-- Begin GIVEN RECORDS --
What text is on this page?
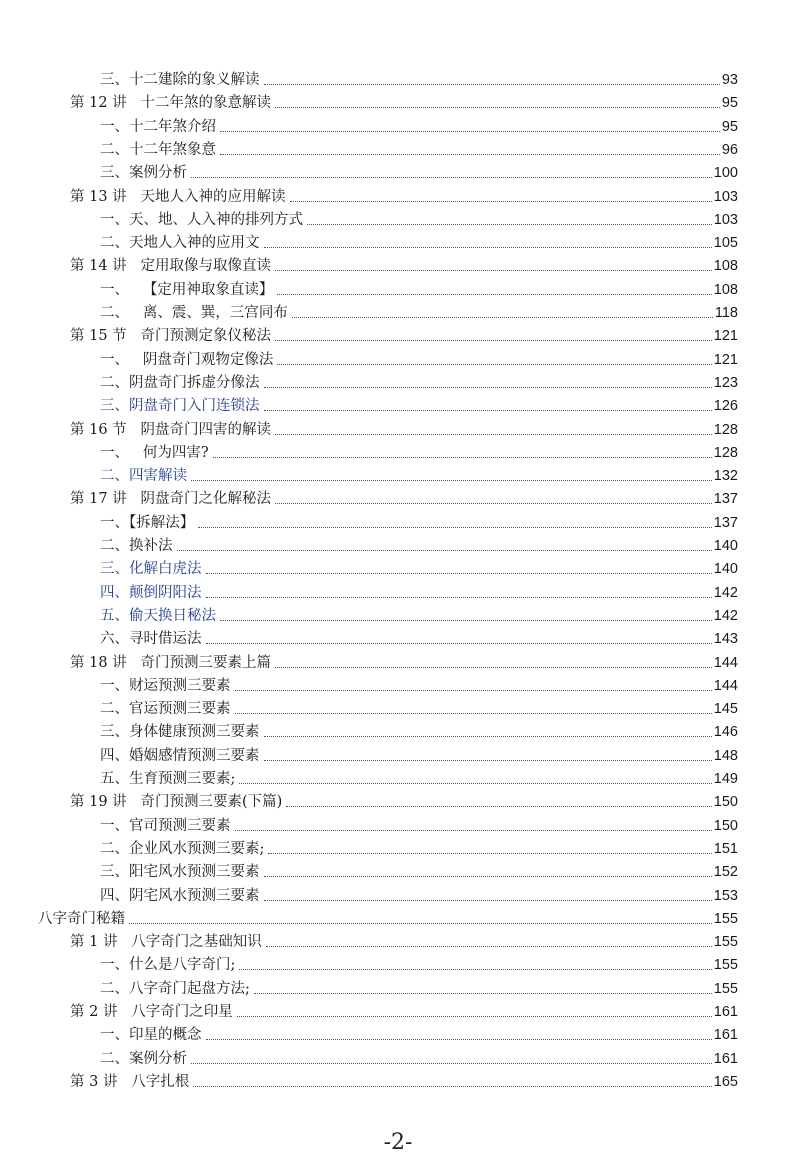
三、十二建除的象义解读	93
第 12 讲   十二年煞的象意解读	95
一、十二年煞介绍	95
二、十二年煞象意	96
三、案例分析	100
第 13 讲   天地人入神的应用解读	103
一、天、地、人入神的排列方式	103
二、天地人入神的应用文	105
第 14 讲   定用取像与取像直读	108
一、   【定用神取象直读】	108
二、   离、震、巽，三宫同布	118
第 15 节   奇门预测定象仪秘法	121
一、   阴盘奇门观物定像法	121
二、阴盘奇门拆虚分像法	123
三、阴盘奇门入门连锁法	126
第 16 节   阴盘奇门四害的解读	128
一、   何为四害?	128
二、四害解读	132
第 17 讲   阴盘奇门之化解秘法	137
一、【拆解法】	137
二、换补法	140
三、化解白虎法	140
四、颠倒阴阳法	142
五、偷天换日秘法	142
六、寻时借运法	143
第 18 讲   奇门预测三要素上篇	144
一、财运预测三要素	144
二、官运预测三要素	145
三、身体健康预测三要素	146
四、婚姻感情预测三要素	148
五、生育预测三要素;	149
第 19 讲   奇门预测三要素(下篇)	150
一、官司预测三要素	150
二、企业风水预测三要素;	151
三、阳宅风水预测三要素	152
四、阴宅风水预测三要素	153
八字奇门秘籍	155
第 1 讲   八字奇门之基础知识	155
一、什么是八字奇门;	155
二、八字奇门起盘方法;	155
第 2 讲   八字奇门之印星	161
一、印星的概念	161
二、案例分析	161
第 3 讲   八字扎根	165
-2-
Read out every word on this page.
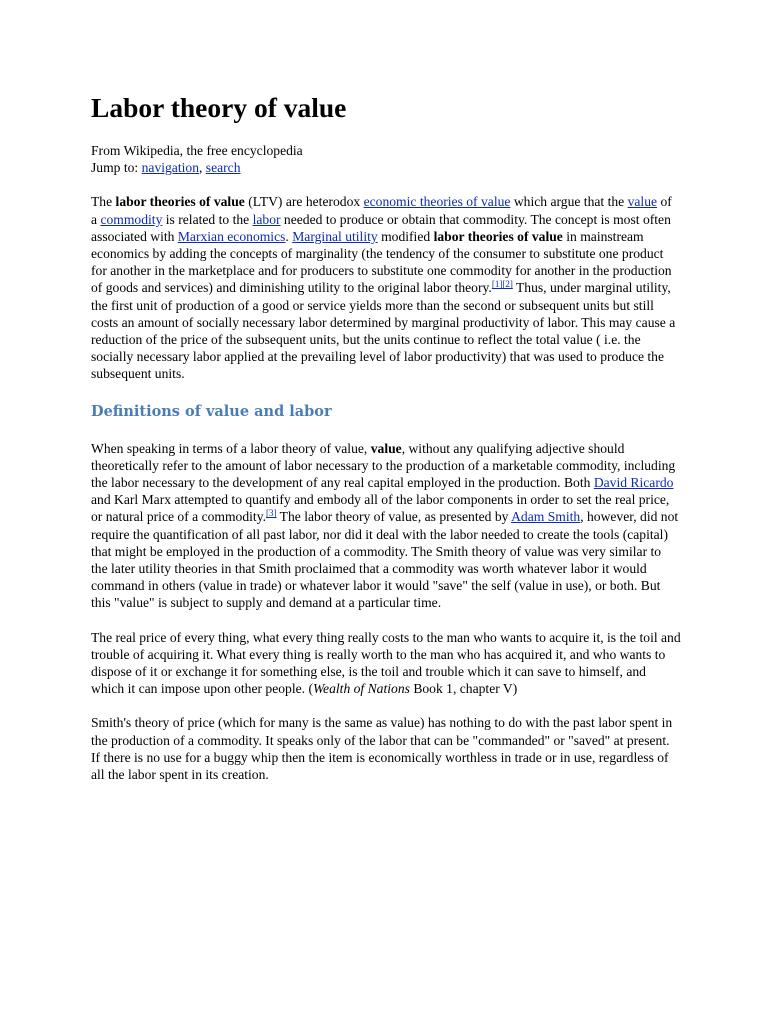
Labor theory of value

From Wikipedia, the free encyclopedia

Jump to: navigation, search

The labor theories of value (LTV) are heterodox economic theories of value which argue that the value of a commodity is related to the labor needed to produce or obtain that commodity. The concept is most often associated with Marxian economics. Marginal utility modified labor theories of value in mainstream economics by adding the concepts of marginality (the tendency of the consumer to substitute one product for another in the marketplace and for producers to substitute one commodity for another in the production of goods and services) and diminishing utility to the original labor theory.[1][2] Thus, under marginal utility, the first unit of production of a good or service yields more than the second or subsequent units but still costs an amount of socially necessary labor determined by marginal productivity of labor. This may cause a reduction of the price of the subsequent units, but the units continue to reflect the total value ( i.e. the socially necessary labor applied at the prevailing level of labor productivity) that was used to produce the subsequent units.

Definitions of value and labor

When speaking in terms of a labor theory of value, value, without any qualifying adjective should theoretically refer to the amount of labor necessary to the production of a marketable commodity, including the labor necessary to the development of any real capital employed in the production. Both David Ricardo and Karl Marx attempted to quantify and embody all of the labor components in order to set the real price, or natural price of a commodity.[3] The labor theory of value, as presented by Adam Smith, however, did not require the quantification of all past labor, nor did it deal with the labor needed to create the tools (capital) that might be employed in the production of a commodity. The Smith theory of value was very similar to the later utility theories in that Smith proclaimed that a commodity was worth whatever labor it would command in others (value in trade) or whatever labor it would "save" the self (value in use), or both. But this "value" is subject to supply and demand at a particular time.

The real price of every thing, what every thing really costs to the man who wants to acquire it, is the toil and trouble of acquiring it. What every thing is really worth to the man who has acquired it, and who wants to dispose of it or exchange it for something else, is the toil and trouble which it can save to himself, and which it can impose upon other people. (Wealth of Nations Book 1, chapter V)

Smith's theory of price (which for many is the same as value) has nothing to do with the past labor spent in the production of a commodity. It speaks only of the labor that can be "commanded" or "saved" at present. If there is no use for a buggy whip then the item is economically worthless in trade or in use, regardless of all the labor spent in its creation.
-- End GIVEN RECORDS --
-- Begin GIVEN RECORDS --
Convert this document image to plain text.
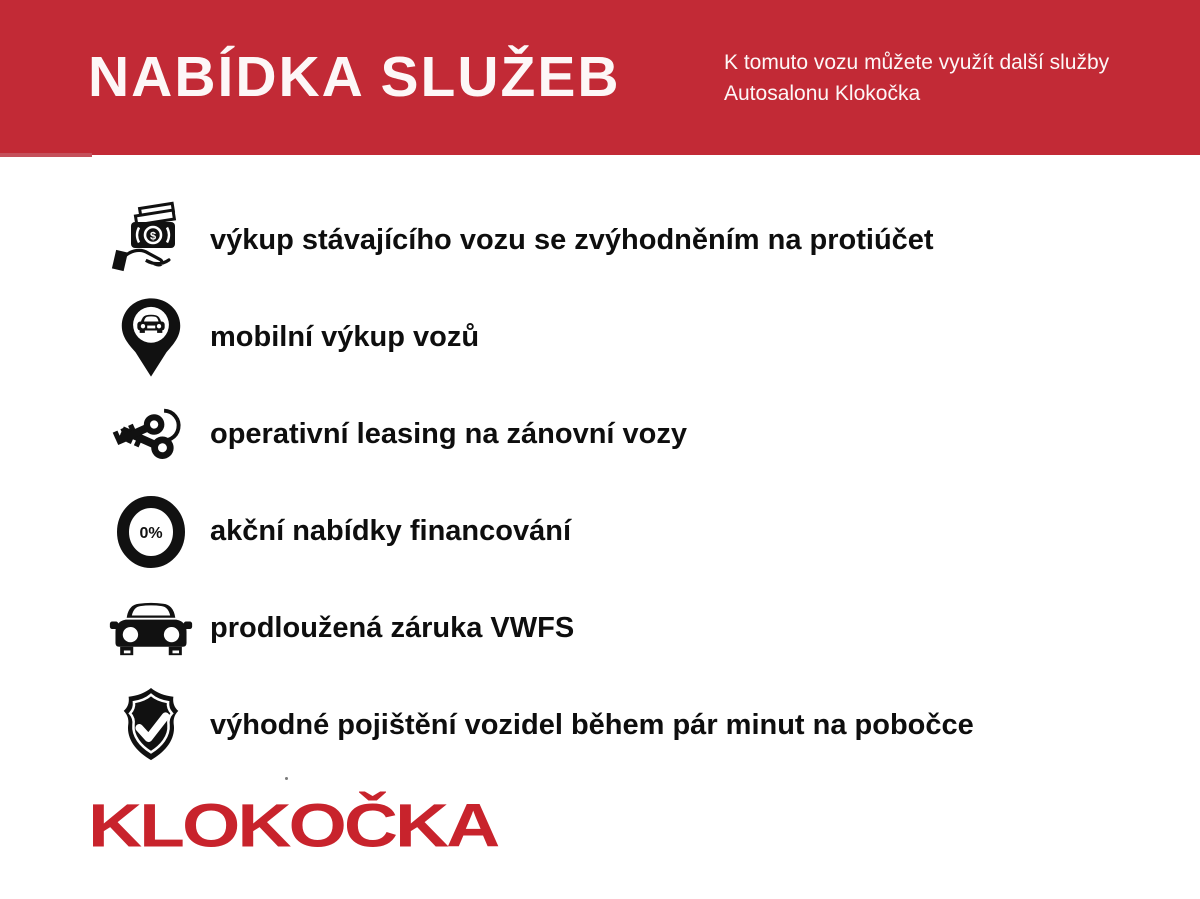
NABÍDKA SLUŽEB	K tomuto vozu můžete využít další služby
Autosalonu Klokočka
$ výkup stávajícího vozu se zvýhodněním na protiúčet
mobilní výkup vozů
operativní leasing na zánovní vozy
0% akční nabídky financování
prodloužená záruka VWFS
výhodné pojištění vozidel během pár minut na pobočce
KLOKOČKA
-- End GIVEN RECORDS --
WHAT TO PRODUCE:
What is the number of lines that hold the string "vozu"? Give it alone.

SOLUTION FOR THIS PROBLEM:
2